→ What is required
Set down every entry again word for word, please, but skip the pictures.
-------- Extracted entries --------
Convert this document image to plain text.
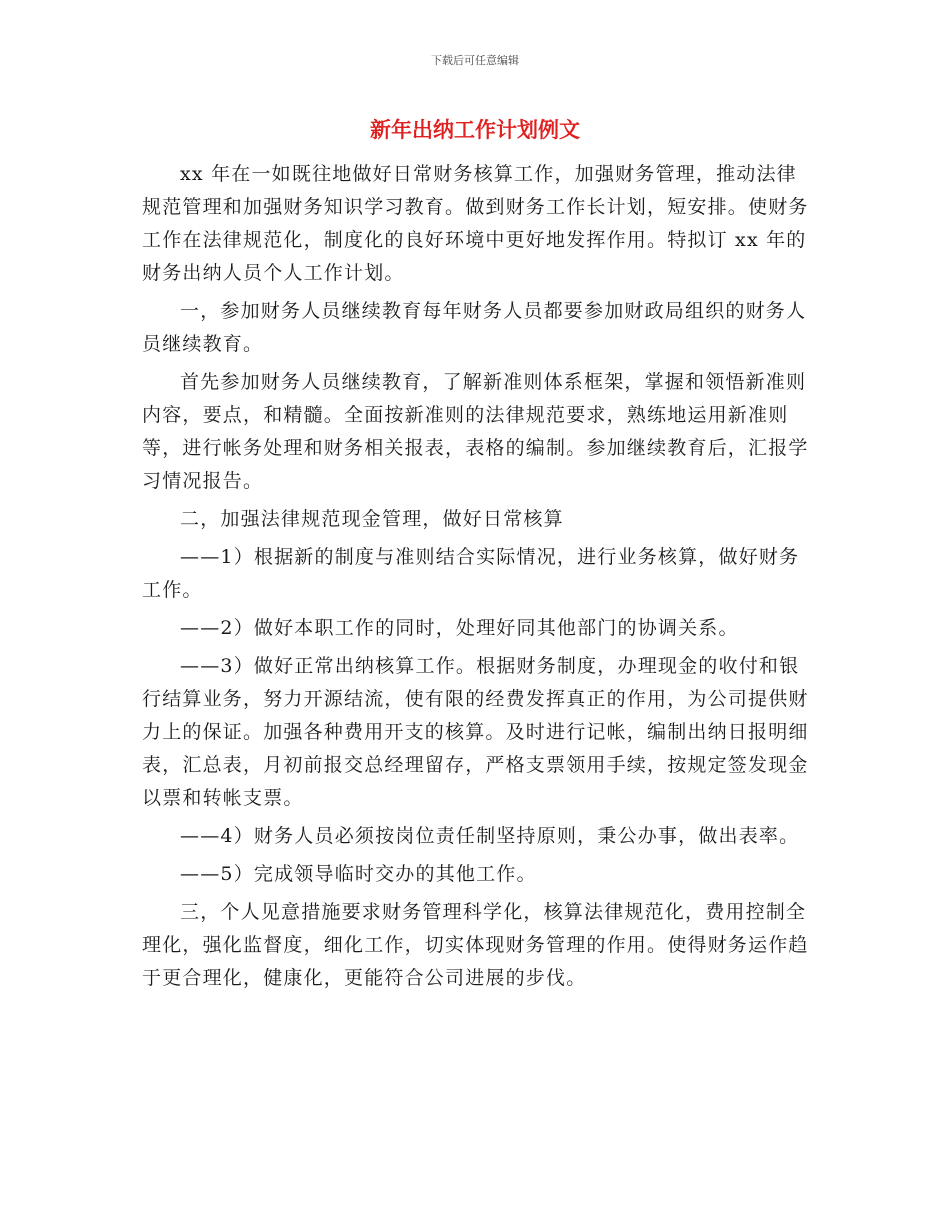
下载后可任意编辑
新年出纳工作计划例文

xx 年在一如既往地做好日常财务核算工作，加强财务管理，推动法律规范管理和加强财务知识学习教育。做到财务工作长计划，短安排。使财务工作在法律规范化，制度化的良好环境中更好地发挥作用。特拟订 xx 年的财务出纳人员个人工作计划。

一，参加财务人员继续教育每年财务人员都要参加财政局组织的财务人员继续教育。

首先参加财务人员继续教育，了解新准则体系框架，掌握和领悟新准则内容，要点，和精髓。全面按新准则的法律规范要求，熟练地运用新准则等，进行帐务处理和财务相关报表，表格的编制。参加继续教育后，汇报学习情况报告。

二，加强法律规范现金管理，做好日常核算

——1）根据新的制度与准则结合实际情况，进行业务核算，做好财务工作。

——2）做好本职工作的同时，处理好同其他部门的协调关系。

——3）做好正常出纳核算工作。根据财务制度，办理现金的收付和银行结算业务，努力开源结流，使有限的经费发挥真正的作用，为公司提供财力上的保证。加强各种费用开支的核算。及时进行记帐，编制出纳日报明细表，汇总表，月初前报交总经理留存，严格支票领用手续，按规定签发现金以票和转帐支票。

——4）财务人员必须按岗位责任制坚持原则，秉公办事，做出表率。

——5）完成领导临时交办的其他工作。

三，个人见意措施要求财务管理科学化，核算法律规范化，费用控制全理化，强化监督度，细化工作，切实体现财务管理的作用。使得财务运作趋于更合理化，健康化，更能符合公司进展的步伐。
--------
→ Finished task
Convert this document image to plain text.
下载后可任意编辑
新年出纳工作计划例文

xx 年在一如既往地做好日常财务核算工作，加强财务管理，推动法律规范管理和加强财务知识学习教育。做到财务工作长计划，短安排。使财务工作在法律规范化，制度化的良好环境中更好地发挥作用。特拟订 xx 年的财务出纳人员个人工作计划。

一，参加财务人员继续教育每年财务人员都要参加财政局组织的财务人员继续教育。

首先参加财务人员继续教育，了解新准则体系框架，掌握和领悟新准则内容，要点，和精髓。全面按新准则的法律规范要求，熟练地运用新准则等，进行帐务处理和财务相关报表，表格的编制。参加继续教育后，汇报学习情况报告。

二，加强法律规范现金管理，做好日常核算

——1）根据新的制度与准则结合实际情况，进行业务核算，做好财务工作。

——2）做好本职工作的同时，处理好同其他部门的协调关系。

——3）做好正常出纳核算工作。根据财务制度，办理现金的收付和银行结算业务，努力开源结流，使有限的经费发挥真正的作用，为公司提供财力上的保证。加强各种费用开支的核算。及时进行记帐，编制出纳日报明细表，汇总表，月初前报交总经理留存，严格支票领用手续，按规定签发现金以票和转帐支票。

——4）财务人员必须按岗位责任制坚持原则，秉公办事，做出表率。

——5）完成领导临时交办的其他工作。

三，个人见意措施要求财务管理科学化，核算法律规范化，费用控制全理化，强化监督度，细化工作，切实体现财务管理的作用。使得财务运作趋于更合理化，健康化，更能符合公司进展的步伐。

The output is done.